16.Mme CHANET approuve la proposition de M. Scheinin concernant la troisième phrase du paragraphe. Elle approuve également la suggestion visant à faire référence aux observations finales du Comité concernant le rapport d’Israël s’agissant de la notion de contrôle effectif.

17.M. KRETZMER propose dans un esprit de compromis que la troisième phrase du paragraphe 10 soit modifiée pour se lire comme suit: «Ce principe s’applique aussi à quiconque se trouve sous le pouvoir ou le contrôle effectif des forces d’un État partie agissant en dehors du territoire de cet État, y compris les contingents nationaux d’un État partie affectés à des opérations de maintien ou de renforcement de la paix».

18.M. SHEARER soutient la suggestion de M. Kretzmer concernant la troisième phrase. Pour ce qui est de la quatrième phrase, il se demande si le fait d’indiquer entre parenthèses, après le numéro d’une observation générale, celui de la session à laquelle elle a été adoptée, est clair pour les lecteurs extérieurs et s’il ne serait pas plus logique de faire figurer l’année d’adoption de l’observation générale en question.

Entrées enregistrées:

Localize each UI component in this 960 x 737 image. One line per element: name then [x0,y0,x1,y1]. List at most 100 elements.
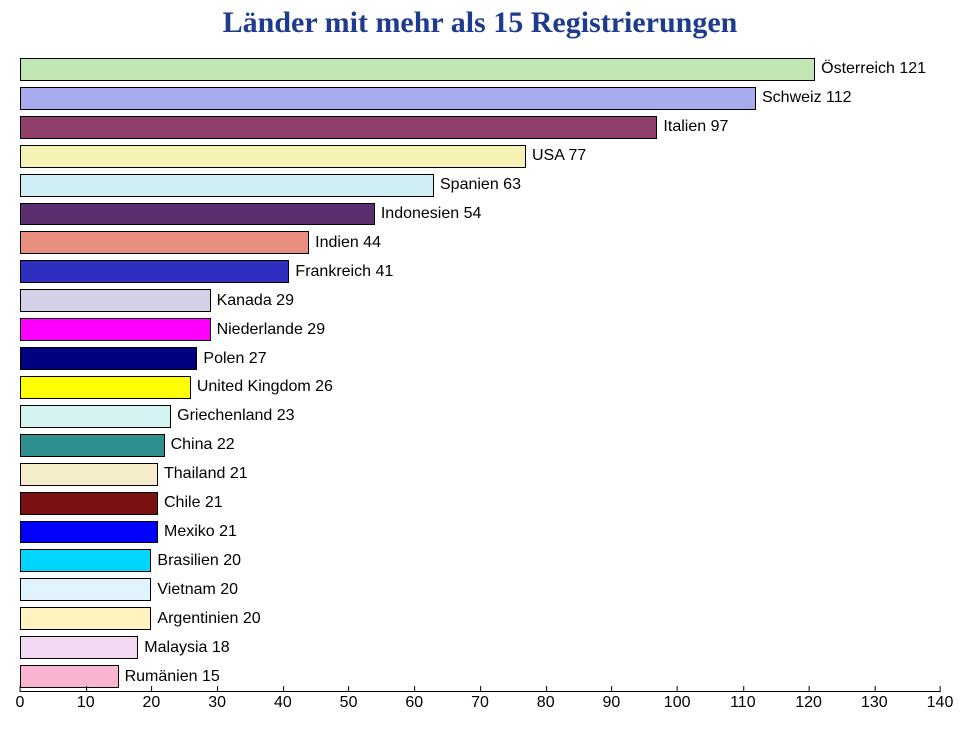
bar-label: Thailand 21 [164,465,248,483]
page-title: Länder mit mehr als 15 Registrierungen [0,0,960,40]
bar-row: Schweiz 112 [20,84,940,113]
tick-label: 100 [664,692,691,712]
bar-row: Frankreich 41 [20,257,940,286]
bar-label: Italien 97 [663,118,728,136]
bar-label: China 22 [171,436,235,454]
bar-label: Indonesien 54 [381,205,482,223]
bar [20,145,526,168]
bar-label: USA 77 [532,147,586,165]
bar-label: Argentinien 20 [157,610,260,628]
tick-label: 50 [340,692,358,712]
x-tick: 100 [664,692,691,712]
bar-row: Argentinien 20 [20,604,940,633]
bar-label: Chile 21 [164,494,223,512]
bar-row: Chile 21 [20,489,940,518]
bar-label: Polen 27 [203,350,266,368]
bar [20,260,289,283]
tick-label: 40 [274,692,292,712]
bar-label: Kanada 29 [217,292,294,310]
tick-mark [151,686,152,692]
bar-row: China 22 [20,431,940,460]
bar [20,87,756,110]
bar [20,578,151,601]
x-tick: 90 [603,692,621,712]
tick-mark [874,686,875,692]
bar [20,607,151,630]
x-tick: 140 [927,692,954,712]
bar-row: Polen 27 [20,344,940,373]
tick-label: 110 [730,692,756,712]
tick-mark [677,686,678,692]
plot-area: Österreich 121 Schweiz 112 Italien 97 USA 7… [20,55,940,692]
bar-label: Vietnam 20 [157,581,238,599]
bar [20,434,165,457]
tick-label: 10 [77,692,95,712]
bar [20,203,375,226]
x-tick: 10 [77,692,95,712]
bar [20,289,211,312]
tick-mark [86,686,87,692]
bar-label: Niederlande 29 [217,321,326,339]
bar [20,405,171,428]
tick-mark [546,686,547,692]
bar [20,665,119,688]
bar-label: Rumänien 15 [125,668,220,686]
bar-label: Griechenland 23 [177,407,294,425]
bar [20,116,657,139]
bar [20,549,151,572]
bar-label: Spanien 63 [440,176,521,194]
bar-row: Brasilien 20 [20,546,940,575]
bar-label: Indien 44 [315,234,381,252]
tick-mark [480,686,481,692]
tick-label: 60 [405,692,423,712]
bar-row: Vietnam 20 [20,575,940,604]
bar-row: Mexiko 21 [20,518,940,547]
bar [20,318,211,341]
bar [20,376,191,399]
tick-label: 120 [795,692,822,712]
bar [20,174,434,197]
bar [20,58,815,81]
bar-row: Niederlande 29 [20,315,940,344]
bar-row: United Kingdom 26 [20,373,940,402]
tick-label: 140 [927,692,954,712]
tick-mark [809,686,810,692]
bar [20,492,158,515]
x-tick: 130 [861,692,888,712]
bar-row: Italien 97 [20,113,940,142]
tick-label: 80 [537,692,555,712]
x-tick: 20 [143,692,161,712]
tick-mark [20,686,21,692]
bar-row: Malaysia 18 [20,633,940,662]
bar-label: Österreich 121 [821,60,926,78]
bar [20,231,309,254]
tick-label: 0 [16,692,25,712]
tick-label: 90 [603,692,621,712]
bar-row: Spanien 63 [20,171,940,200]
x-tick: 60 [405,692,423,712]
bar-label: Brasilien 20 [157,552,241,570]
bar [20,463,158,486]
x-tick: 40 [274,692,292,712]
bar [20,636,138,659]
bar-label: Schweiz 112 [762,89,852,107]
tick-mark [611,686,612,692]
bar-label: Malaysia 18 [144,639,229,657]
bar-label: United Kingdom 26 [197,378,333,396]
tick-mark [414,686,415,692]
bar-label: Frankreich 41 [295,263,393,281]
x-axis: 0102030405060708090100110120130140 [20,692,940,717]
bar-row: Kanada 29 [20,286,940,315]
tick-label: 30 [208,692,226,712]
bar [20,521,158,544]
bar-row: USA 77 [20,142,940,171]
tick-mark [217,686,218,692]
tick-label: 20 [143,692,161,712]
bar-row: Österreich 121 [20,55,940,84]
tick-mark [283,686,284,692]
bar-label: Mexiko 21 [164,523,237,541]
bar-row: Griechenland 23 [20,402,940,431]
bar-row: Indien 44 [20,228,940,257]
x-tick: 120 [795,692,822,712]
x-tick: 80 [537,692,555,712]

*Parties de l'exercice*
1. Filtrez les entrées en recopiant chaque ligne qui contient la chaîne « Italien ».
2. Poursuivez le compte rendu des débats du Comité sur le paragraphe 10 après la dernière phrase du texte.
Le texte et les entrées sont deux sources distinctes.

*Réponses par tâche*
1.
bar-label: Italien 97 [663,118,728,136]
plot-area: Österreich 121 Schweiz 112 Italien 97 USA 7… [20,55,940,692]
bar-row: Italien 97 [20,113,940,142]

2.
19.Sir Nigel RODLEY (Rapporteur pour le projet) a pris bonne note des opinions exprimées. C’est délibérément qu’il avait choisi de ne pas faire figurer de note de bas de page dans le projet, mais il serait peut‑être possible de tenir compte des observations de M. Scheinin en insérant avant la troisième phrase une nouvelle phrase qui se lirait comme suit: «La participation de l’État partie aux activités d’une organisation internationale ne libère pas nécessairement ce dernier de ses obligations au titre du Pacte».

20.Mme CHANET, appuyée par M. YALDEN, fait observer que le libellé proposé par Sir Nigel Rodley est négatif («ne libère pas nécessairement»), ce qui en limite la force.

21.M. KRETZMER indique que les observations générales sont par définition censées refléter la pratique passée du Comité. Or, ce dernier n’a pas encore eu à prendre position sur ce point précis.

22.Le PRÉSIDENT croit comprendre que le Comité rejette la dernière suggestion de Sir Nigel Rodley et adopte la proposition de modification de M. Kretzmer concernant la troisième phrase du projet, qui figurera en fin de paragraphe dans le texte final.

23. Le paragraphe 10, ainsi modifié, est adopté.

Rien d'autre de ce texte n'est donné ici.